Problem statement
Would you repeat the listing exactly but omit every picture?

Material supplied

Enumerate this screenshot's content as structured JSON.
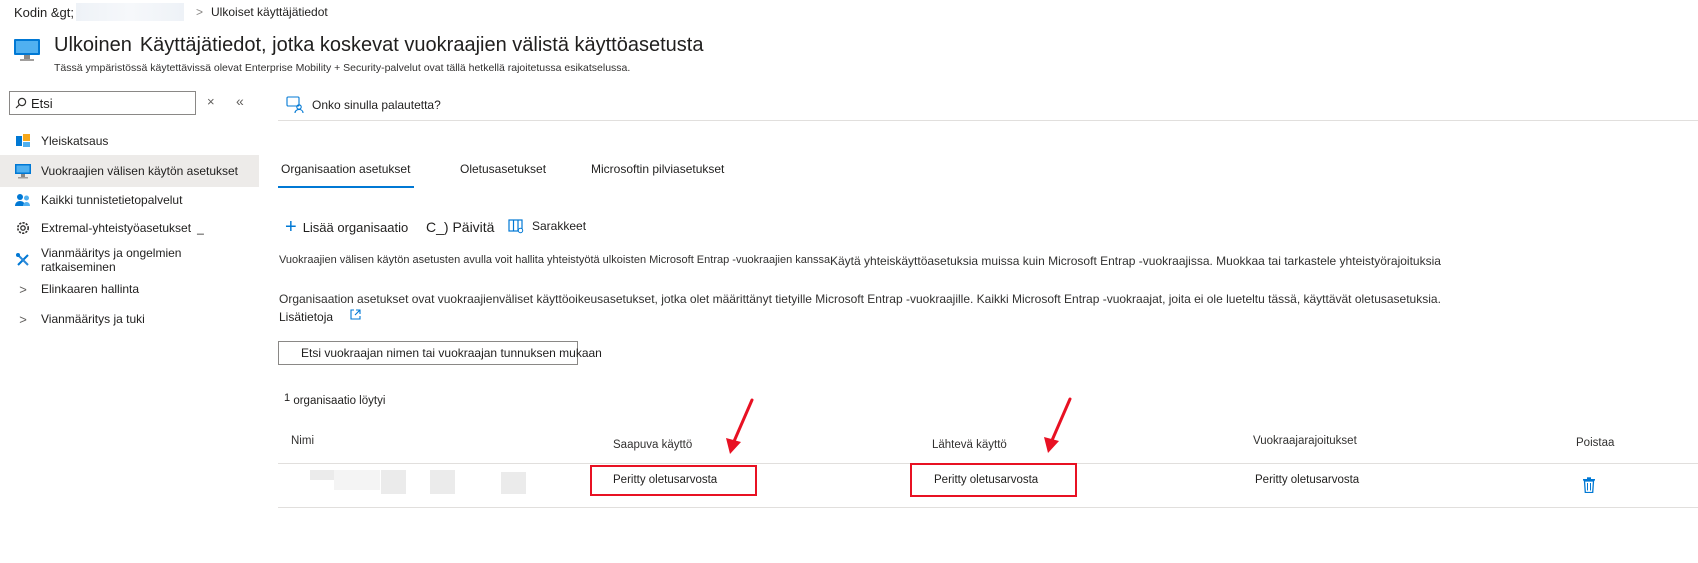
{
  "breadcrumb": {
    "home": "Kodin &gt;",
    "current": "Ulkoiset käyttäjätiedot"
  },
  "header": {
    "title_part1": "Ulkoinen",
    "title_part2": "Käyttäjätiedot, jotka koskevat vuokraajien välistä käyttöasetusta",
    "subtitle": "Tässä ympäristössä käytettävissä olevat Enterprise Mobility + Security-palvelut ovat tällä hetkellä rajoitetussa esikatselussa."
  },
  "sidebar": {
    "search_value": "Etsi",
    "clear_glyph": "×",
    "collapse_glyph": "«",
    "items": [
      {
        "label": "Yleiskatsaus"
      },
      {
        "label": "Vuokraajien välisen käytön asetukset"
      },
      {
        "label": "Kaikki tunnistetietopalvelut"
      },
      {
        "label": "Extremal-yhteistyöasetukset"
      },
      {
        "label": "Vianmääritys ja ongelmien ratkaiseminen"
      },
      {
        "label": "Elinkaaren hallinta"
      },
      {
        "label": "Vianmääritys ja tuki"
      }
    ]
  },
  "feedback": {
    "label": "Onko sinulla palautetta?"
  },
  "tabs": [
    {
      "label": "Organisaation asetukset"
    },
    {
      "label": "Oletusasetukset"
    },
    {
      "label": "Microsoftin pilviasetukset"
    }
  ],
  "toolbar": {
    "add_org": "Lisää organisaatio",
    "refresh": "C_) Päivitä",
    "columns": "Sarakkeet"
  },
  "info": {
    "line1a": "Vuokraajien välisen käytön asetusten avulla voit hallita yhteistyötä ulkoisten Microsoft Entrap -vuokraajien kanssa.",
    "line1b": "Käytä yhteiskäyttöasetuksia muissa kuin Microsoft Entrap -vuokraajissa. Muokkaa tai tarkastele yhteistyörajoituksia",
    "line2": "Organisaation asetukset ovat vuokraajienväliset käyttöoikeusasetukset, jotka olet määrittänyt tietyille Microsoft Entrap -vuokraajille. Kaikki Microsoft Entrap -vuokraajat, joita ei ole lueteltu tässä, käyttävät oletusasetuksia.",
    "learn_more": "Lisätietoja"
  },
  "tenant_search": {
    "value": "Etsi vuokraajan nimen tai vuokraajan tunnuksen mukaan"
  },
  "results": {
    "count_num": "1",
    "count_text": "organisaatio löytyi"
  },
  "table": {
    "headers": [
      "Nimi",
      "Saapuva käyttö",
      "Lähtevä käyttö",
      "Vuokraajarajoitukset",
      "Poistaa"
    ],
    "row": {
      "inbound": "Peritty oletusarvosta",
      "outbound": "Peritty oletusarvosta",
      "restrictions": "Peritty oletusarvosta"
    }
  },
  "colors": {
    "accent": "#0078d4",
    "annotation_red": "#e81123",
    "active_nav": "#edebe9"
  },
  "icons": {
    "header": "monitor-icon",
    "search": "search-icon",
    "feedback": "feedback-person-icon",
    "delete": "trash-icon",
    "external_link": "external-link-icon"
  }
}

Answer in full
Enumerate this screenshot's content as structured JSON.
{
  "breadcrumb": {
    "home": "Kodin &gt;",
    "current": "Ulkoiset käyttäjätiedot"
  },
  "header": {
    "title_part1": "Ulkoinen",
    "title_part2": "Käyttäjätiedot, jotka koskevat vuokraajien välistä käyttöasetusta",
    "subtitle": "Tässä ympäristössä käytettävissä olevat Enterprise Mobility + Security-palvelut ovat tällä hetkellä rajoitetussa esikatselussa."
  },
  "sidebar": {
    "search_value": "Etsi",
    "clear_glyph": "×",
    "collapse_glyph": "«",
    "items": [
      {
        "label": "Yleiskatsaus"
      },
      {
        "label": "Vuokraajien välisen käytön asetukset"
      },
      {
        "label": "Kaikki tunnistetietopalvelut"
      },
      {
        "label": "Extremal-yhteistyöasetukset"
      },
      {
        "label": "Vianmääritys ja ongelmien ratkaiseminen"
      },
      {
        "label": "Elinkaaren hallinta"
      },
      {
        "label": "Vianmääritys ja tuki"
      }
    ]
  },
  "feedback": {
    "label": "Onko sinulla palautetta?"
  },
  "tabs": [
    {
      "label": "Organisaation asetukset"
    },
    {
      "label": "Oletusasetukset"
    },
    {
      "label": "Microsoftin pilviasetukset"
    }
  ],
  "toolbar": {
    "add_org": "Lisää organisaatio",
    "refresh": "C_) Päivitä",
    "columns": "Sarakkeet"
  },
  "info": {
    "line1a": "Vuokraajien välisen käytön asetusten avulla voit hallita yhteistyötä ulkoisten Microsoft Entrap -vuokraajien kanssa.",
    "line1b": "Käytä yhteiskäyttöasetuksia muissa kuin Microsoft Entrap -vuokraajissa. Muokkaa tai tarkastele yhteistyörajoituksia",
    "line2": "Organisaation asetukset ovat vuokraajienväliset käyttöoikeusasetukset, jotka olet määrittänyt tietyille Microsoft Entrap -vuokraajille. Kaikki Microsoft Entrap -vuokraajat, joita ei ole lueteltu tässä, käyttävät oletusasetuksia.",
    "learn_more": "Lisätietoja"
  },
  "tenant_search": {
    "value": "Etsi vuokraajan nimen tai vuokraajan tunnuksen mukaan"
  },
  "results": {
    "count_num": "1",
    "count_text": "organisaatio löytyi"
  },
  "table": {
    "headers": [
      "Nimi",
      "Saapuva käyttö",
      "Lähtevä käyttö",
      "Vuokraajarajoitukset",
      "Poistaa"
    ],
    "row": {
      "inbound": "Peritty oletusarvosta",
      "outbound": "Peritty oletusarvosta",
      "restrictions": "Peritty oletusarvosta"
    }
  },
  "colors": {
    "accent": "#0078d4",
    "annotation_red": "#e81123",
    "active_nav": "#edebe9"
  },
  "icons": {
    "header": "monitor-icon",
    "search": "search-icon",
    "feedback": "feedback-person-icon",
    "delete": "trash-icon",
    "external_link": "external-link-icon"
  }
}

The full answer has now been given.